* Text excerpt *

------------------------------

Fixed to opposite ends of the shaft 85 are respective discs 87 to which actuating arms 88 are eccentrically and pivotally attached so that the discs 87 form the function of cranks. The opposite ends of the arms 88 (as shown in FIGS. 22 to 24) are pivotally attached to respective scissor linkages 89 which are pivotally fixed at one end to the hollow section 86 and adjustably at their other end to respective lugs 90 fixed to the riser member 25. Thus rotation of the crank discs 87, which occurs when the clutch 76 is actuated to cause drive to be transmitted to shaft 85, will cause reciprocating motion of the actuating arms 88 and thus expansion and retraction of the scissor linkages 89 and thereby lowering and raising of the riser member 25, gantry 27 and associated mechanisms.
As shown in FIGS. 22 to 24, a spring loaded pivotal latch 91 is also mounted to the hollow section 86 and is adapted to cooperate with a lug 92 on the riser member 25 to lock the riser member 25 in the elevated attitude of FIG. 22 when desired. Operation of the latch 91 is controlled by a solenoid 93 mounted to the section 86.

------------------------------

* Records for processing *
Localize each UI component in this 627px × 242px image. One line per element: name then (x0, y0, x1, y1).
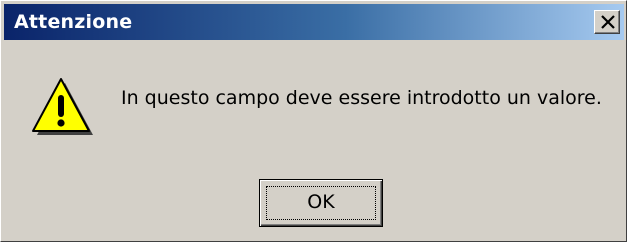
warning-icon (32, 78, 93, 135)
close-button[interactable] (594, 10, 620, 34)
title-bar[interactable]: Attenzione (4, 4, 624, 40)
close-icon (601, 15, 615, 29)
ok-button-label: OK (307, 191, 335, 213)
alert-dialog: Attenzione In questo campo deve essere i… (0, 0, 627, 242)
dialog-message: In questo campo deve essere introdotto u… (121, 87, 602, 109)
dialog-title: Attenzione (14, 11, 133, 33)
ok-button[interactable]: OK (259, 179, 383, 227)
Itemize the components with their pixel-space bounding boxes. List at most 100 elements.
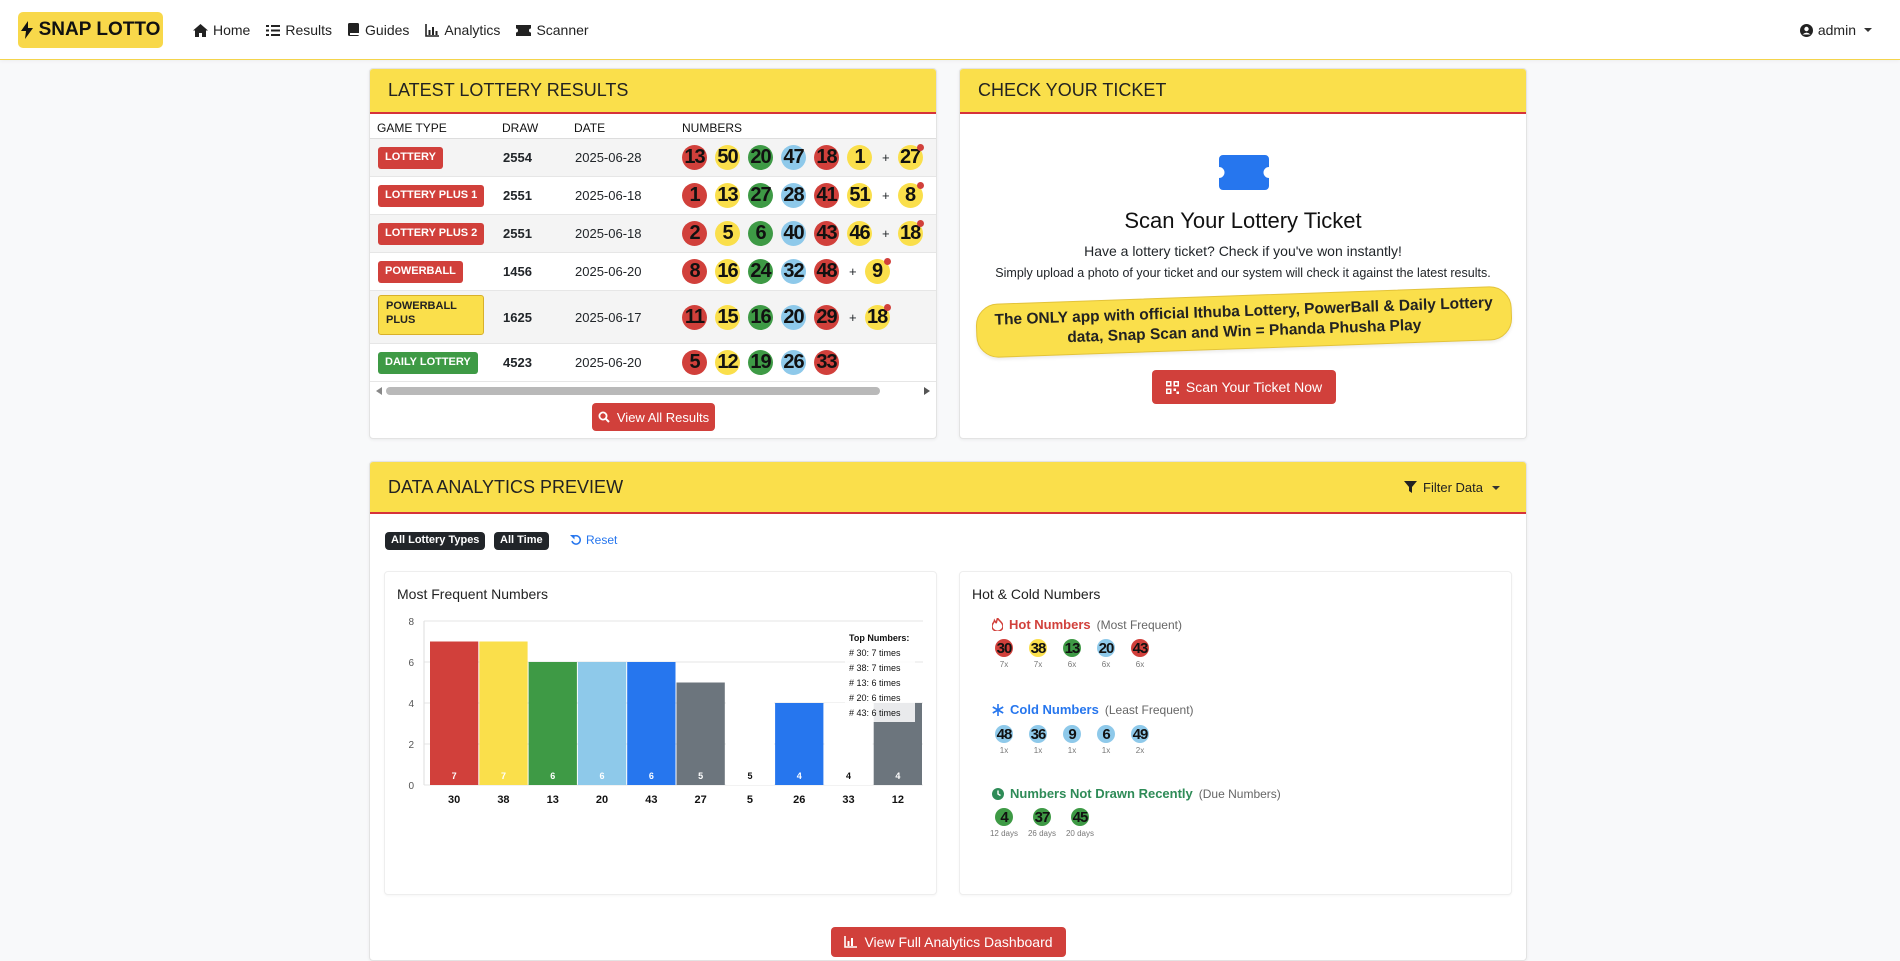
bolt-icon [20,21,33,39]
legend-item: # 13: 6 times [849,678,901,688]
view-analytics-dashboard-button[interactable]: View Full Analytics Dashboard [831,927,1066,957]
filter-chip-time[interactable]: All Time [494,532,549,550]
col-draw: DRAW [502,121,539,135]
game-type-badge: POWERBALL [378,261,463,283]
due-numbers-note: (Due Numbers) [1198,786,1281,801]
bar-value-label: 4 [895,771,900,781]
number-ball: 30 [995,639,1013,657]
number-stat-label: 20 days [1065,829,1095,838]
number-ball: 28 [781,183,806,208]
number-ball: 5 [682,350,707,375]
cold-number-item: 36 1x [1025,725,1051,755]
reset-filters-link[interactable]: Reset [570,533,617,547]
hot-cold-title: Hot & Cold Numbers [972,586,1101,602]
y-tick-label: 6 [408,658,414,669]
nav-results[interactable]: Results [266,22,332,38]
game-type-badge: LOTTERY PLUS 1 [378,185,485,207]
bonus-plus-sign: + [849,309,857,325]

------------------------------

* Problems to solve *
1. Reproduce word for word the part of the passage on the riser member between "Fixed to opposite" and "and associated mechanisms.", inclusive.
2. In the entries, rename "All Time" to "Last 30 Days" and write out only the lines between the line holding "bolt-icon [20,21,33,39]" and the line holding "filter-chip-time[interactable]: All Time", inclusive, keeping everything else unchanged.
The passage on the riser member and the entries are unrelated and should be treated separately.

* Replies *
1.
Fixed to opposite ends of the shaft 85 are respective discs 87 to which actuating arms 88 are eccentrically and pivotally attached so that the discs 87 form the function of cranks. The opposite ends of the arms 88 (as shown in FIGS. 22 to 24) are pivotally attached to respective scissor linkages 89 which are pivotally fixed at one end to the hollow section 86 and adjustably at their other end to respective lugs 90 fixed to the riser member 25. Thus rotation of the crank discs 87, which occurs when the clutch 76 is actuated to cause drive to be transmitted to shaft 85, will cause reciprocating motion of the actuating arms 88 and thus expansion and retraction of the scissor linkages 89 and thereby lowering and raising of the riser member 25, gantry 27 and associated mechanisms.

2.
bolt-icon [20,21,33,39]
legend-item: # 13: 6 times [849,678,901,688]
view-analytics-dashboard-button[interactable]: View Full Analytics Dashboard [831,927,1066,957]
filter-chip-time[interactable]: Last 30 Days [494,532,549,550]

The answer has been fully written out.